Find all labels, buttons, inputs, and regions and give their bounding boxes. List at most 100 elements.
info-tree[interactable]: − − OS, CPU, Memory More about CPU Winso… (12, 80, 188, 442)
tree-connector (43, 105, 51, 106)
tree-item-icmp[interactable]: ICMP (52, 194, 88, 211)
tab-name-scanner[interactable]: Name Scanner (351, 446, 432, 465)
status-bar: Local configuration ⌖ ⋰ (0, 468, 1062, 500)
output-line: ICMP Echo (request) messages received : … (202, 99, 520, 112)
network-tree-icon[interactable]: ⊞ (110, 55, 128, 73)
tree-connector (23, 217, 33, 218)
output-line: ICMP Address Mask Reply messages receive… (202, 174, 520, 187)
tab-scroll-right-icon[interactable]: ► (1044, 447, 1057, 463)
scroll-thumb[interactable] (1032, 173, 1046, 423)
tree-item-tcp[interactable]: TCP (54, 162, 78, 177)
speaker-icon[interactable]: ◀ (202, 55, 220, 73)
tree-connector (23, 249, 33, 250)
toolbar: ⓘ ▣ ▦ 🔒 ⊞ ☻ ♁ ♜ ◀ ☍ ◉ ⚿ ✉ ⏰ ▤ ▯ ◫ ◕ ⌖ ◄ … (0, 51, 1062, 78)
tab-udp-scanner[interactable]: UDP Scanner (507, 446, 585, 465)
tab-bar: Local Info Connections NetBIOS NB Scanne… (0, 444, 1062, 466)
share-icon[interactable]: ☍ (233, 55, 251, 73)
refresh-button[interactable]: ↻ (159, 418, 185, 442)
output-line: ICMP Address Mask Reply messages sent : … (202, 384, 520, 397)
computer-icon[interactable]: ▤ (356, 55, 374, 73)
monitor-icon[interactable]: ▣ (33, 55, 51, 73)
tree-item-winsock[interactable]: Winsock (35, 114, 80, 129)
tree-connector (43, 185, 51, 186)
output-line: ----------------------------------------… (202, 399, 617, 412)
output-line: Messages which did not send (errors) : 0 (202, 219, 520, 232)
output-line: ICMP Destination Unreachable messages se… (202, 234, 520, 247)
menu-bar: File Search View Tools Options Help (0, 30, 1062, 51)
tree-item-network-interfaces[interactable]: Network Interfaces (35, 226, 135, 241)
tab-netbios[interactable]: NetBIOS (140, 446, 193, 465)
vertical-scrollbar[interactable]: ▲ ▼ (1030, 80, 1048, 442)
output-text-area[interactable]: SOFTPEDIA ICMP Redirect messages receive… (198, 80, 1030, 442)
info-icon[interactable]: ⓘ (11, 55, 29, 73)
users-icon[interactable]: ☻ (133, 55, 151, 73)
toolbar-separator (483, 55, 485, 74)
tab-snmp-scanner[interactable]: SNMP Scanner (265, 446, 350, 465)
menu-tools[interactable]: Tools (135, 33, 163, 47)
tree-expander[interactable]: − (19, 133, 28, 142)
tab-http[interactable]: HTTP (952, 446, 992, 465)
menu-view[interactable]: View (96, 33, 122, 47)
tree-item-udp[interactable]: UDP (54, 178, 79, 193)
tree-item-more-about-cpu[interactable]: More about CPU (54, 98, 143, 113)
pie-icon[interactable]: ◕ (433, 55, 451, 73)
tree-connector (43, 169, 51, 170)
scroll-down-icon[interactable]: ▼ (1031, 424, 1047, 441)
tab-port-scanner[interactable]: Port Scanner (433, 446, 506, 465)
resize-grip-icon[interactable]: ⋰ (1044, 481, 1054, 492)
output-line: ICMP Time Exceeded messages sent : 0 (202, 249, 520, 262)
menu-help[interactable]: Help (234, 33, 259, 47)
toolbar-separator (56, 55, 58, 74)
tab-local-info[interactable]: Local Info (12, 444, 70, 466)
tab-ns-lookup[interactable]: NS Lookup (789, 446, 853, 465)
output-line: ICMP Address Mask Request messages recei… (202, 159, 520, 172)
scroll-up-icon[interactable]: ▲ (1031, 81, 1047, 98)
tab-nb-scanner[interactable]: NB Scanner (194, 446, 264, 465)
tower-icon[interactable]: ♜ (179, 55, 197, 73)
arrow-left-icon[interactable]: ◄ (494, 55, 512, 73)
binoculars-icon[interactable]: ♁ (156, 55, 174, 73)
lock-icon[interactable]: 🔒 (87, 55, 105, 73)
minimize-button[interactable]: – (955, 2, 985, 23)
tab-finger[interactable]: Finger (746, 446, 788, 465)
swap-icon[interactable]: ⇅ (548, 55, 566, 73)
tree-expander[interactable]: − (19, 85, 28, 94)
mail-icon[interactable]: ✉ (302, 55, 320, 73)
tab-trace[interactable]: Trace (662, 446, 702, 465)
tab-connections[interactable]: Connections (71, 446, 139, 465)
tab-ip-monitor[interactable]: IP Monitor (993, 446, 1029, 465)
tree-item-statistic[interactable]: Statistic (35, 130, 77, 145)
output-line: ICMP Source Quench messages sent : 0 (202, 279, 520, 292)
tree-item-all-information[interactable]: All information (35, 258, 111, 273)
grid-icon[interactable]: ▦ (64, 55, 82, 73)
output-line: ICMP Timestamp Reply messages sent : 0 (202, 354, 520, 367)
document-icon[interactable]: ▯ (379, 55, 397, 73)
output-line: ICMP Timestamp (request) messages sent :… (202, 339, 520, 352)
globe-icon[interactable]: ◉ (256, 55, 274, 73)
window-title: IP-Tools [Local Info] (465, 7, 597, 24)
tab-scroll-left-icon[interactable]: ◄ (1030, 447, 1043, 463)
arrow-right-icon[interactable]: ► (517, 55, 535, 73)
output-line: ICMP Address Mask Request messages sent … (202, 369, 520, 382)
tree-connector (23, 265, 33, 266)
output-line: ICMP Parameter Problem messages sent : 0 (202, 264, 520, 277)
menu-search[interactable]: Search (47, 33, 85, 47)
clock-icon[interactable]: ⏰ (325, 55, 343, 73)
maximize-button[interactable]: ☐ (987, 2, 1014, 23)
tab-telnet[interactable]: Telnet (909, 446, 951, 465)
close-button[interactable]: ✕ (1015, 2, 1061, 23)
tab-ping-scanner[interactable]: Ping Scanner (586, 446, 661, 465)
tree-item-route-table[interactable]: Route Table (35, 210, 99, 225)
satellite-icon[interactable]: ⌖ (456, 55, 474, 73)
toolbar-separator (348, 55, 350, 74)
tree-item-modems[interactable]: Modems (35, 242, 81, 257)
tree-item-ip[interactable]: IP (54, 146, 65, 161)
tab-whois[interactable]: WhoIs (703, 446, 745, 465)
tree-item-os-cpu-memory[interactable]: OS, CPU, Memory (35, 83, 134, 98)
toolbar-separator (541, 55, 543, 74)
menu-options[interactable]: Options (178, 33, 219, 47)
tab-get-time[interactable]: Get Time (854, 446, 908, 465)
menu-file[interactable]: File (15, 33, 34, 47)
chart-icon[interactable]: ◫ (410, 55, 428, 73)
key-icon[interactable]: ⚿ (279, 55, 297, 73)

==*==

PROBLEM DETAILS
Copy every line of these records word for word, with nothing left out or changed.

EXERCISE RESPONSE
Find all labels, buttons, inputs, and regions and give their bounding boxes. List at most 100 elements.
info-tree[interactable]: − − OS, CPU, Memory More about CPU Winso… (12, 80, 188, 442)
tree-connector (43, 105, 51, 106)
tree-item-icmp[interactable]: ICMP (52, 194, 88, 211)
tab-name-scanner[interactable]: Name Scanner (351, 446, 432, 465)
status-bar: Local configuration ⌖ ⋰ (0, 468, 1062, 500)
output-line: ICMP Echo (request) messages received : … (202, 99, 520, 112)
network-tree-icon[interactable]: ⊞ (110, 55, 128, 73)
tree-connector (23, 217, 33, 218)
output-line: ICMP Address Mask Reply messages receive… (202, 174, 520, 187)
tab-scroll-right-icon[interactable]: ► (1044, 447, 1057, 463)
scroll-thumb[interactable] (1032, 173, 1046, 423)
tree-item-tcp[interactable]: TCP (54, 162, 78, 177)
speaker-icon[interactable]: ◀ (202, 55, 220, 73)
tree-connector (23, 249, 33, 250)
toolbar: ⓘ ▣ ▦ 🔒 ⊞ ☻ ♁ ♜ ◀ ☍ ◉ ⚿ ✉ ⏰ ▤ ▯ ◫ ◕ ⌖ ◄ … (0, 51, 1062, 78)
tab-udp-scanner[interactable]: UDP Scanner (507, 446, 585, 465)
tab-bar: Local Info Connections NetBIOS NB Scanne… (0, 444, 1062, 466)
share-icon[interactable]: ☍ (233, 55, 251, 73)
refresh-button[interactable]: ↻ (159, 418, 185, 442)
output-line: ICMP Address Mask Reply messages sent : … (202, 384, 520, 397)
computer-icon[interactable]: ▤ (356, 55, 374, 73)
monitor-icon[interactable]: ▣ (33, 55, 51, 73)
tree-item-winsock[interactable]: Winsock (35, 114, 80, 129)
tree-connector (43, 185, 51, 186)
output-line: ----------------------------------------… (202, 399, 617, 412)
output-line: Messages which did not send (errors) : 0 (202, 219, 520, 232)
output-line: ICMP Destination Unreachable messages se… (202, 234, 520, 247)
menu-bar: File Search View Tools Options Help (0, 30, 1062, 51)
tree-item-network-interfaces[interactable]: Network Interfaces (35, 226, 135, 241)
tab-netbios[interactable]: NetBIOS (140, 446, 193, 465)
vertical-scrollbar[interactable]: ▲ ▼ (1030, 80, 1048, 442)
output-text-area[interactable]: SOFTPEDIA ICMP Redirect messages receive… (198, 80, 1030, 442)
info-icon[interactable]: ⓘ (11, 55, 29, 73)
users-icon[interactable]: ☻ (133, 55, 151, 73)
toolbar-separator (483, 55, 485, 74)
tab-snmp-scanner[interactable]: SNMP Scanner (265, 446, 350, 465)
menu-tools[interactable]: Tools (135, 33, 163, 47)
tree-expander[interactable]: − (19, 133, 28, 142)
tab-http[interactable]: HTTP (952, 446, 992, 465)
menu-view[interactable]: View (96, 33, 122, 47)
tree-item-udp[interactable]: UDP (54, 178, 79, 193)
tree-item-more-about-cpu[interactable]: More about CPU (54, 98, 143, 113)
pie-icon[interactable]: ◕ (433, 55, 451, 73)
tree-connector (43, 169, 51, 170)
scroll-down-icon[interactable]: ▼ (1031, 424, 1047, 441)
tab-port-scanner[interactable]: Port Scanner (433, 446, 506, 465)
resize-grip-icon[interactable]: ⋰ (1044, 481, 1054, 492)
output-line: ICMP Time Exceeded messages sent : 0 (202, 249, 520, 262)
menu-help[interactable]: Help (234, 33, 259, 47)
toolbar-separator (56, 55, 58, 74)
tab-local-info[interactable]: Local Info (12, 444, 70, 466)
tab-ns-lookup[interactable]: NS Lookup (789, 446, 853, 465)
output-line: ICMP Address Mask Request messages recei… (202, 159, 520, 172)
scroll-up-icon[interactable]: ▲ (1031, 81, 1047, 98)
tab-nb-scanner[interactable]: NB Scanner (194, 446, 264, 465)
tower-icon[interactable]: ♜ (179, 55, 197, 73)
arrow-left-icon[interactable]: ◄ (494, 55, 512, 73)
binoculars-icon[interactable]: ♁ (156, 55, 174, 73)
lock-icon[interactable]: 🔒 (87, 55, 105, 73)
minimize-button[interactable]: – (955, 2, 985, 23)
tab-finger[interactable]: Finger (746, 446, 788, 465)
swap-icon[interactable]: ⇅ (548, 55, 566, 73)
tree-expander[interactable]: − (19, 85, 28, 94)
mail-icon[interactable]: ✉ (302, 55, 320, 73)
tab-trace[interactable]: Trace (662, 446, 702, 465)
tab-connections[interactable]: Connections (71, 446, 139, 465)
tab-ip-monitor[interactable]: IP Monitor (993, 446, 1029, 465)
tree-item-statistic[interactable]: Statistic (35, 130, 77, 145)
output-line: ICMP Source Quench messages sent : 0 (202, 279, 520, 292)
tree-item-all-information[interactable]: All information (35, 258, 111, 273)
grid-icon[interactable]: ▦ (64, 55, 82, 73)
output-line: ICMP Timestamp Reply messages sent : 0 (202, 354, 520, 367)
document-icon[interactable]: ▯ (379, 55, 397, 73)
output-line: ICMP Timestamp (request) messages sent :… (202, 339, 520, 352)
globe-icon[interactable]: ◉ (256, 55, 274, 73)
window-title: IP-Tools [Local Info] (465, 7, 597, 24)
tab-scroll-left-icon[interactable]: ◄ (1030, 447, 1043, 463)
arrow-right-icon[interactable]: ► (517, 55, 535, 73)
output-line: ICMP Address Mask Request messages sent … (202, 369, 520, 382)
tree-connector (23, 265, 33, 266)
output-line: ICMP Parameter Problem messages sent : 0 (202, 264, 520, 277)
menu-search[interactable]: Search (47, 33, 85, 47)
clock-icon[interactable]: ⏰ (325, 55, 343, 73)
maximize-button[interactable]: ☐ (987, 2, 1014, 23)
tab-telnet[interactable]: Telnet (909, 446, 951, 465)
close-button[interactable]: ✕ (1015, 2, 1061, 23)
tab-ping-scanner[interactable]: Ping Scanner (586, 446, 661, 465)
tree-item-route-table[interactable]: Route Table (35, 210, 99, 225)
satellite-icon[interactable]: ⌖ (456, 55, 474, 73)
toolbar-separator (348, 55, 350, 74)
tree-item-modems[interactable]: Modems (35, 242, 81, 257)
tree-item-ip[interactable]: IP (54, 146, 65, 161)
tab-whois[interactable]: WhoIs (703, 446, 745, 465)
tree-item-os-cpu-memory[interactable]: OS, CPU, Memory (35, 83, 134, 98)
toolbar-separator (541, 55, 543, 74)
menu-options[interactable]: Options (178, 33, 219, 47)
tab-get-time[interactable]: Get Time (854, 446, 908, 465)
menu-file[interactable]: File (15, 33, 34, 47)
chart-icon[interactable]: ◫ (410, 55, 428, 73)
key-icon[interactable]: ⚿ (279, 55, 297, 73)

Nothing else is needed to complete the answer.